Material for this exercise ->
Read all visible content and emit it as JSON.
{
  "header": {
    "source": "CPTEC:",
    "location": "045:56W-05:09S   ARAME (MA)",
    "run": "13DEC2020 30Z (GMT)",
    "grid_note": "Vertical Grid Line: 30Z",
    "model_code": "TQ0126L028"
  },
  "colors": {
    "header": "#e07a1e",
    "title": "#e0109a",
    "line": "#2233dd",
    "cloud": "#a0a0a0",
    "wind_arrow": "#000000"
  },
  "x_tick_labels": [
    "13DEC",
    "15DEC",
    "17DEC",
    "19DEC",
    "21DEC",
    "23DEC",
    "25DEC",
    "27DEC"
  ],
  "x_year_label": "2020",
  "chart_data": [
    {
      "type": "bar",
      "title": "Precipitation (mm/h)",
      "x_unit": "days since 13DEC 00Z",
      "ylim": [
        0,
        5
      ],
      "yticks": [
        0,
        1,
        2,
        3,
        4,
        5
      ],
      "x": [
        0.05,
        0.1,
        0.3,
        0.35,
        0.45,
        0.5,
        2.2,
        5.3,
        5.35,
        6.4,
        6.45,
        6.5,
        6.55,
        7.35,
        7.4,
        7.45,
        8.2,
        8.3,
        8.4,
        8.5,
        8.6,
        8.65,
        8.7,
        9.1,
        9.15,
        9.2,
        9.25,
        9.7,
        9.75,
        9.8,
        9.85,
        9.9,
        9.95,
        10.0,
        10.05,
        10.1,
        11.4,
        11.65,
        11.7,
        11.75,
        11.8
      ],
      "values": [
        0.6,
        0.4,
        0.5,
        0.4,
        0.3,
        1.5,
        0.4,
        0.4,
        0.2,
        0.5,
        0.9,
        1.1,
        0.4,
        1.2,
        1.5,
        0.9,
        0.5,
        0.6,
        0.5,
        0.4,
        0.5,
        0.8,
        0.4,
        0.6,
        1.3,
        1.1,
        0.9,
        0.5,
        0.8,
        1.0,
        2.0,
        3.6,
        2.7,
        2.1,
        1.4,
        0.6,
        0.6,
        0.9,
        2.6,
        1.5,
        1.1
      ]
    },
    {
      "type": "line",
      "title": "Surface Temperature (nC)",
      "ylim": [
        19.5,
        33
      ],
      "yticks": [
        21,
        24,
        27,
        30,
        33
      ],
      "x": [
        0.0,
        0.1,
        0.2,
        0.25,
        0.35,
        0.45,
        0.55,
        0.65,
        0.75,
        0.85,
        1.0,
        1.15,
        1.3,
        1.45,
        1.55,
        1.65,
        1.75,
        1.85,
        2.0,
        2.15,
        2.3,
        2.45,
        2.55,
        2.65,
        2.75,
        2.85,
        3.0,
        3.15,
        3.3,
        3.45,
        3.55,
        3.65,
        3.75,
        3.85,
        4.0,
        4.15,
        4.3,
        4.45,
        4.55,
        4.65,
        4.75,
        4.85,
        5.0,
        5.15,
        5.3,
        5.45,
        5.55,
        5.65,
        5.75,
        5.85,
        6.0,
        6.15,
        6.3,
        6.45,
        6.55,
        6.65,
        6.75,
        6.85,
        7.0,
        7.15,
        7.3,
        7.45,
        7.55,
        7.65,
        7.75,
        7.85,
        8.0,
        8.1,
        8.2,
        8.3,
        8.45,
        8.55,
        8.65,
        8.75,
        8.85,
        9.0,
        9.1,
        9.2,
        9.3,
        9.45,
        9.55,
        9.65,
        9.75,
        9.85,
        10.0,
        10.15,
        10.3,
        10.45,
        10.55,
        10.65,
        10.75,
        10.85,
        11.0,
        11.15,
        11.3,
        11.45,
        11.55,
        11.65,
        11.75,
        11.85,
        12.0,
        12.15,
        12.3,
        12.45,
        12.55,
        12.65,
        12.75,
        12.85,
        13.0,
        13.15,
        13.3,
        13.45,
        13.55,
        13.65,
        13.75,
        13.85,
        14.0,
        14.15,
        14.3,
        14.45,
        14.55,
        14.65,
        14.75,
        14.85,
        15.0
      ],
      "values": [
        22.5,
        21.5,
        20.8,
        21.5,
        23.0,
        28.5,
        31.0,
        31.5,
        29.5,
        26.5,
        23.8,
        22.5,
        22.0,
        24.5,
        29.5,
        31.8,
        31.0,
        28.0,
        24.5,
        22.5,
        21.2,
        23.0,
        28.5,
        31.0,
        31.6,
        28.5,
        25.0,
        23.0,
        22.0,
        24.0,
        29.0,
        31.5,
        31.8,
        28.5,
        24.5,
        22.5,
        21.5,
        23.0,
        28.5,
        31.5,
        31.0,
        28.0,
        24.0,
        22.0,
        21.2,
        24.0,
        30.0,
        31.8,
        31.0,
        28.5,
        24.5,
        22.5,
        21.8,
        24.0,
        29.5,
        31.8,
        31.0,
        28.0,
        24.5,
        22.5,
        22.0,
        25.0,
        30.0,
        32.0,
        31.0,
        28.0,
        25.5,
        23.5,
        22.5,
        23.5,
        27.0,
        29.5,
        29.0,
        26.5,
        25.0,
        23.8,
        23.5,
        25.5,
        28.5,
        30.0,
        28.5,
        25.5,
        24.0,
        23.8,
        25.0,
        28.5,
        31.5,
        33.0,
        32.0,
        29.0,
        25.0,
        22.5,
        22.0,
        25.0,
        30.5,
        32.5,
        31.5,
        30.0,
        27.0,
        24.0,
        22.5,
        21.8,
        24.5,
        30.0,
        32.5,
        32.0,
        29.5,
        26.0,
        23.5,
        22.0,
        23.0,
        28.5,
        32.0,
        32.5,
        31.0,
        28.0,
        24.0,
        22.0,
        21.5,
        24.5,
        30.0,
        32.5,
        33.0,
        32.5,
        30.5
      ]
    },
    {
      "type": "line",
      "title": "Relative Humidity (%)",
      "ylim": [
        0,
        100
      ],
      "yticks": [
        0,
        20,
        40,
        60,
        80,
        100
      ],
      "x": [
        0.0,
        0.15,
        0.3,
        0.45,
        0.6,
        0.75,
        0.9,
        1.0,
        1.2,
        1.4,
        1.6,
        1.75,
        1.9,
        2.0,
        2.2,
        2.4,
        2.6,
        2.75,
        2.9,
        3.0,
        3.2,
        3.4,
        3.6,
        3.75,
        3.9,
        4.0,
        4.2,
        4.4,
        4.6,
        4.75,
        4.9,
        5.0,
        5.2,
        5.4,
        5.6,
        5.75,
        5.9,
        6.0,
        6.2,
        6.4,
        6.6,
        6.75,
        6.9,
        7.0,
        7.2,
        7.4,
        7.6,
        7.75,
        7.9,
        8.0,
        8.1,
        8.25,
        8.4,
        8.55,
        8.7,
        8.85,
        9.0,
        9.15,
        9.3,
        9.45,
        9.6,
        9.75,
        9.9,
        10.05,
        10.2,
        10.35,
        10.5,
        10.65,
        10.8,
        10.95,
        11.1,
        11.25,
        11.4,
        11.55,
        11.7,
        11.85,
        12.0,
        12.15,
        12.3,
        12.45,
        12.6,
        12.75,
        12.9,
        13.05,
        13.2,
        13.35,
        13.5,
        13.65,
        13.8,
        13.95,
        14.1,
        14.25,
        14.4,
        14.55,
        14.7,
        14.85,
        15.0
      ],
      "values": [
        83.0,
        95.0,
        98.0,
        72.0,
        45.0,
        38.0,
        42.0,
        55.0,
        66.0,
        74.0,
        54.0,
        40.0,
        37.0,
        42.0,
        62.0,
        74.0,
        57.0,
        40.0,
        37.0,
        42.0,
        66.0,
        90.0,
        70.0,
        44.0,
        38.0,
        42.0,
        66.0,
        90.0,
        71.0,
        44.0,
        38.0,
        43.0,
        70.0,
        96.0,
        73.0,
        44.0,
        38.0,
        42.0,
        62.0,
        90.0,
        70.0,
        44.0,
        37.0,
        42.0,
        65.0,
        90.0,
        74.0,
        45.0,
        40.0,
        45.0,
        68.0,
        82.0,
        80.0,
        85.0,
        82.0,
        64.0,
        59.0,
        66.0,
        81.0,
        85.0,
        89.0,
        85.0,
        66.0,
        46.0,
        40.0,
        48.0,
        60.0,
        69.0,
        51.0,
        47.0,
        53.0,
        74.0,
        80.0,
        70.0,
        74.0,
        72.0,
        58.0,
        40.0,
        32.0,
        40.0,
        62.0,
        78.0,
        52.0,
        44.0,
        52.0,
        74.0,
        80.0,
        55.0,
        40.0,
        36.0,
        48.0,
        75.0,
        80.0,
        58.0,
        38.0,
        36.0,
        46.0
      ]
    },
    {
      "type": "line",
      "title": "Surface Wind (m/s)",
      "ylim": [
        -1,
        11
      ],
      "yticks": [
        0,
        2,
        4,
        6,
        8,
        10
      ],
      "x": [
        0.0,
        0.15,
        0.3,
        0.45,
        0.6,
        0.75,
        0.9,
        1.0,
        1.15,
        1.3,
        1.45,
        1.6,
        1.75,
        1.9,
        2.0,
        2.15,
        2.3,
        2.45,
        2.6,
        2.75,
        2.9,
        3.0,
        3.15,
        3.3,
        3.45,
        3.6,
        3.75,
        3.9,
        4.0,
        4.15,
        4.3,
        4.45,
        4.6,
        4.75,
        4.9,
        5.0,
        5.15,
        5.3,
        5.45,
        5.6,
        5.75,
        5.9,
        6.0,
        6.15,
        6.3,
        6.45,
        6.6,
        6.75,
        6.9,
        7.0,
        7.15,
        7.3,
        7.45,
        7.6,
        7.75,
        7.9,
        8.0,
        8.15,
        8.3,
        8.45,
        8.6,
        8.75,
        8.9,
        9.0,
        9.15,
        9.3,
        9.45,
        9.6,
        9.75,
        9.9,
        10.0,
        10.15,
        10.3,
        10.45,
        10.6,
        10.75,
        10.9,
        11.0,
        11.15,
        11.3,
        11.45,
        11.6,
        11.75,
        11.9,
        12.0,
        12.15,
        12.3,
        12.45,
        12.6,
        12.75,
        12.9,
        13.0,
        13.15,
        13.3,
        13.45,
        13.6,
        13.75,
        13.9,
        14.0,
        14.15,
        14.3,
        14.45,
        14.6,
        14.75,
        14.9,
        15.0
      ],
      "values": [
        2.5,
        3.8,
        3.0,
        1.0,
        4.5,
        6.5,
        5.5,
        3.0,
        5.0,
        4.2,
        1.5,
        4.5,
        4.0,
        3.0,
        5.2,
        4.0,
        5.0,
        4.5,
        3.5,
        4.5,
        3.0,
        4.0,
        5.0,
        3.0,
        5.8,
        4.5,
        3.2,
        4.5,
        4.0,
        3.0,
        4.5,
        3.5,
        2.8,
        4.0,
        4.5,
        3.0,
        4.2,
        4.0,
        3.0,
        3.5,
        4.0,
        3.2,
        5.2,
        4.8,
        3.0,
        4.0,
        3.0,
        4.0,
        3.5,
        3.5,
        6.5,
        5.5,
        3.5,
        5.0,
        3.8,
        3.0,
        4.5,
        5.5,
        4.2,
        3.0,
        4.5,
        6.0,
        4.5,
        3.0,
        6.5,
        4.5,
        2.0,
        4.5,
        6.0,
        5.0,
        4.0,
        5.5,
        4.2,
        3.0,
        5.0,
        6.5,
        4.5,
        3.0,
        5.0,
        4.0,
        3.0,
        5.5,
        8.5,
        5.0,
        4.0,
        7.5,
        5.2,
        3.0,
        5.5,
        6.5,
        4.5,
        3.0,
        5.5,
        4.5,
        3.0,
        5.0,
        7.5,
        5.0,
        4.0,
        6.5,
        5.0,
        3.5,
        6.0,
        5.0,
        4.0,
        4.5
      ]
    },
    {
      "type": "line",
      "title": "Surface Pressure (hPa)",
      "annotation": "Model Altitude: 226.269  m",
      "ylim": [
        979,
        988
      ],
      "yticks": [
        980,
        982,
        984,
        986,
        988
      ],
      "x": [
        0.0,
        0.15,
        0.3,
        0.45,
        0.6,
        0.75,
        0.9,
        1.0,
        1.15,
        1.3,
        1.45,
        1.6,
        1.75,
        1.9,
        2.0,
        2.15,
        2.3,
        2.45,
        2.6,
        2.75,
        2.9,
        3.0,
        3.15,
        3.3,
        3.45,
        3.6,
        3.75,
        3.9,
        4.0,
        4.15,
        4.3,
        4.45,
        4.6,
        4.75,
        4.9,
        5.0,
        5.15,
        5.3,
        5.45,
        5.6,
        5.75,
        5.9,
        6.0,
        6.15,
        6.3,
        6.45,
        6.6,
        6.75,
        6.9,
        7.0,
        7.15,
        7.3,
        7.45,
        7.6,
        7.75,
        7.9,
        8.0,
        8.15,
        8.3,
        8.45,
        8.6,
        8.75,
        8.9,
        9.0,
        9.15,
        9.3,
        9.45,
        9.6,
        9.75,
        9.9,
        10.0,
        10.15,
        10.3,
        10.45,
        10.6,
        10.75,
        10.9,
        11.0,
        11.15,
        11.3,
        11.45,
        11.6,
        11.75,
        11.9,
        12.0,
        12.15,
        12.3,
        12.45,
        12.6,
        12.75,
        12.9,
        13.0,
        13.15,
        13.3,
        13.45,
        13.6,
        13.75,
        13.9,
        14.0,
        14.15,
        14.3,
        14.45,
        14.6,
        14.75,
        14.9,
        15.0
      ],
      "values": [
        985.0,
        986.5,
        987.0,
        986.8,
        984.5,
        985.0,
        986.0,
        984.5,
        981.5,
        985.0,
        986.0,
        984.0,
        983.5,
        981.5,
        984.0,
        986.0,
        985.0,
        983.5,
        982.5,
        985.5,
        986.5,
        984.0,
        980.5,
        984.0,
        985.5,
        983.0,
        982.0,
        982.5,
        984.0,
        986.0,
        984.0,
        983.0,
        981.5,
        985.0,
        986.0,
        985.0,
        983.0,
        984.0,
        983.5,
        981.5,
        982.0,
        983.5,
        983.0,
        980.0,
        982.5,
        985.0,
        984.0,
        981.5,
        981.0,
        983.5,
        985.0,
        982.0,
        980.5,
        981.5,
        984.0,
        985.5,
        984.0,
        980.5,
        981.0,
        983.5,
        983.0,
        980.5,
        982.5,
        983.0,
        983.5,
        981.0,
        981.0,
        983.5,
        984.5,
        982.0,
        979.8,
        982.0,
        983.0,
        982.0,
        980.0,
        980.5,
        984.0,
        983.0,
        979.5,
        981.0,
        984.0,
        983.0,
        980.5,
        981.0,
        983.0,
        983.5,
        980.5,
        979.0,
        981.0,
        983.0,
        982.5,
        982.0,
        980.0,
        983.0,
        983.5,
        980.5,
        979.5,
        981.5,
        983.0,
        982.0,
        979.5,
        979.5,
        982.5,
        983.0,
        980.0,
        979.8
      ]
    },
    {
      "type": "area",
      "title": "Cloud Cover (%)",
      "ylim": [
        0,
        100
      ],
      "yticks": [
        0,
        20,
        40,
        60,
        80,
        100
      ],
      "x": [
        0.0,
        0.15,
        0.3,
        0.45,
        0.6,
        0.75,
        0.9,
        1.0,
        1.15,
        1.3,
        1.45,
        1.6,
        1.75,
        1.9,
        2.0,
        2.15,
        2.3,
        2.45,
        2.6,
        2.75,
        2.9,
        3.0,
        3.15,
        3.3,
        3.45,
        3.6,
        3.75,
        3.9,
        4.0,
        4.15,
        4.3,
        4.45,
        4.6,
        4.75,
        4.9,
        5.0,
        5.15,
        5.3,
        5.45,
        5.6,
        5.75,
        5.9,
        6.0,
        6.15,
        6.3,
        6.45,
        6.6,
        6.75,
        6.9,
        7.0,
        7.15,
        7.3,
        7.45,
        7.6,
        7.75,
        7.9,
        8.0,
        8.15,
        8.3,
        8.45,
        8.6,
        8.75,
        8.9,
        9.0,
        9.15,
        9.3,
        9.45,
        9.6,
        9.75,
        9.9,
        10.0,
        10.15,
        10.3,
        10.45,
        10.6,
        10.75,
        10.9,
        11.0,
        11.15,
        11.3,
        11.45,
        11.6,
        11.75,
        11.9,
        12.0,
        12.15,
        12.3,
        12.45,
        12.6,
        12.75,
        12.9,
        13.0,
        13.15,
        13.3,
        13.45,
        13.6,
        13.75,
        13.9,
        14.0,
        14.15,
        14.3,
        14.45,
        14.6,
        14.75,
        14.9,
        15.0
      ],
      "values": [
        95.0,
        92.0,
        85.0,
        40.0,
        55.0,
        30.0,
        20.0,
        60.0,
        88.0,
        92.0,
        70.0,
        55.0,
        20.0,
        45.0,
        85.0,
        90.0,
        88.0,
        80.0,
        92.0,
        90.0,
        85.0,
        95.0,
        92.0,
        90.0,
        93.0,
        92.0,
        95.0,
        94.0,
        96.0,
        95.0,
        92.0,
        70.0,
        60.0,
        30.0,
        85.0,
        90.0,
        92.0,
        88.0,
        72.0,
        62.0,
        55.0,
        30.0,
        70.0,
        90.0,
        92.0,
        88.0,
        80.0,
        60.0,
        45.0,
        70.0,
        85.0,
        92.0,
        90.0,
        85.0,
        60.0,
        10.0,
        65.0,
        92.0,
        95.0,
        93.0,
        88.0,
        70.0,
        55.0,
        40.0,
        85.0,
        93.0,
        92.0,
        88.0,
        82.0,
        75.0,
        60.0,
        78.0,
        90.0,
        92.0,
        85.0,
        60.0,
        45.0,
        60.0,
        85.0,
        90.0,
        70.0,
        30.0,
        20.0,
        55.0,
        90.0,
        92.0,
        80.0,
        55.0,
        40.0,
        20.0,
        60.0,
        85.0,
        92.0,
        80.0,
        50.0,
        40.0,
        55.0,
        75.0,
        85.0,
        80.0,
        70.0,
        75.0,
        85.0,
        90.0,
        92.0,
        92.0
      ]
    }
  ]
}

--

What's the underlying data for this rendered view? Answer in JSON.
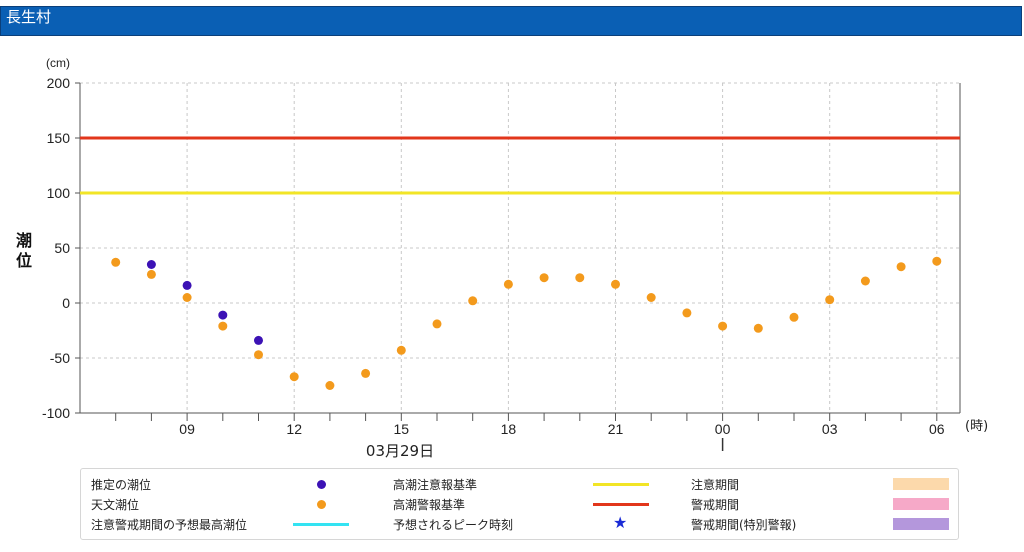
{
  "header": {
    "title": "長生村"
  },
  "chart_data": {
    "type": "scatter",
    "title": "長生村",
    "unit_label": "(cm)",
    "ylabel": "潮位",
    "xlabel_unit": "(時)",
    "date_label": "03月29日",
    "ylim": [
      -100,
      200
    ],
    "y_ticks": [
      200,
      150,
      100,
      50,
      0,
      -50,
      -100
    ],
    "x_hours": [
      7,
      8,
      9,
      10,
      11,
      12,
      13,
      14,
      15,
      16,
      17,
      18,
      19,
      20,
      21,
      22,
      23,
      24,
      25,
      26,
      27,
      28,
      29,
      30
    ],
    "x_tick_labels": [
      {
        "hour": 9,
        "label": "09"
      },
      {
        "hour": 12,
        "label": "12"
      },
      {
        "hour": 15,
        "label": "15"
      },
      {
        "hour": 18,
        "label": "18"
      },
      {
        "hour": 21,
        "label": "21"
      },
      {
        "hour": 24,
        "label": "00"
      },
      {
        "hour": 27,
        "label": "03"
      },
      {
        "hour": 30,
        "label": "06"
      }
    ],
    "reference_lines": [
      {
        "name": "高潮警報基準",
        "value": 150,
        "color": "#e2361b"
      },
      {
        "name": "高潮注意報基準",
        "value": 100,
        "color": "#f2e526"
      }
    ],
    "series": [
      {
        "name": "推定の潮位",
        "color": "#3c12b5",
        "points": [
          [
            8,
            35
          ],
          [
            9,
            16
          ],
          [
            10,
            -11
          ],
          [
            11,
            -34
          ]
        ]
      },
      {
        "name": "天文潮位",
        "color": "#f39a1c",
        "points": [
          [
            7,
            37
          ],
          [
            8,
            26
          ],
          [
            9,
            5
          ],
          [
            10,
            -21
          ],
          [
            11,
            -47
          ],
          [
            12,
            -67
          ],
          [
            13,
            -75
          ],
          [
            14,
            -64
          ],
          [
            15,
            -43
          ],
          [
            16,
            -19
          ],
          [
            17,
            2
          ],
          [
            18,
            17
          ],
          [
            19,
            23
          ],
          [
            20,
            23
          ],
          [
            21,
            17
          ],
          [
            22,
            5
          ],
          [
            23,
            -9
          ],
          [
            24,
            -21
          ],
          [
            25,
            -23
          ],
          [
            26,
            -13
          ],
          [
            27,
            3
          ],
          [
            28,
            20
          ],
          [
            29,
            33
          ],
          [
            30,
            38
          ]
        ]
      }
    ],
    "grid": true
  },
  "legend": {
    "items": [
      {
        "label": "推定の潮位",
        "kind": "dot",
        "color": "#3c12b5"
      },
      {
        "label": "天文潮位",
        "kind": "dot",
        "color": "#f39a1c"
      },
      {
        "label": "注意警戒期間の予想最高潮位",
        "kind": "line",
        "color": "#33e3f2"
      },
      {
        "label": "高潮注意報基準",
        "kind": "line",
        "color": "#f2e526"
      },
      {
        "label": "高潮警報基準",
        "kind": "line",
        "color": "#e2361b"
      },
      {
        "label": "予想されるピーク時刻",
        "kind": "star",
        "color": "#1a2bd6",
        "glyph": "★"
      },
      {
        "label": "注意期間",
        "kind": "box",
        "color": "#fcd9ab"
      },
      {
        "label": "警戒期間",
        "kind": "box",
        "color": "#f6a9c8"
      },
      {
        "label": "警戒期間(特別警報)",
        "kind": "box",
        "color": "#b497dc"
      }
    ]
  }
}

The request -> Search the data above for lines holding "JSON" and copy each of them.

Task result ->
Read all visible content and emit it as JSON.
What's the underlying data for this rendered view? Answer in JSON.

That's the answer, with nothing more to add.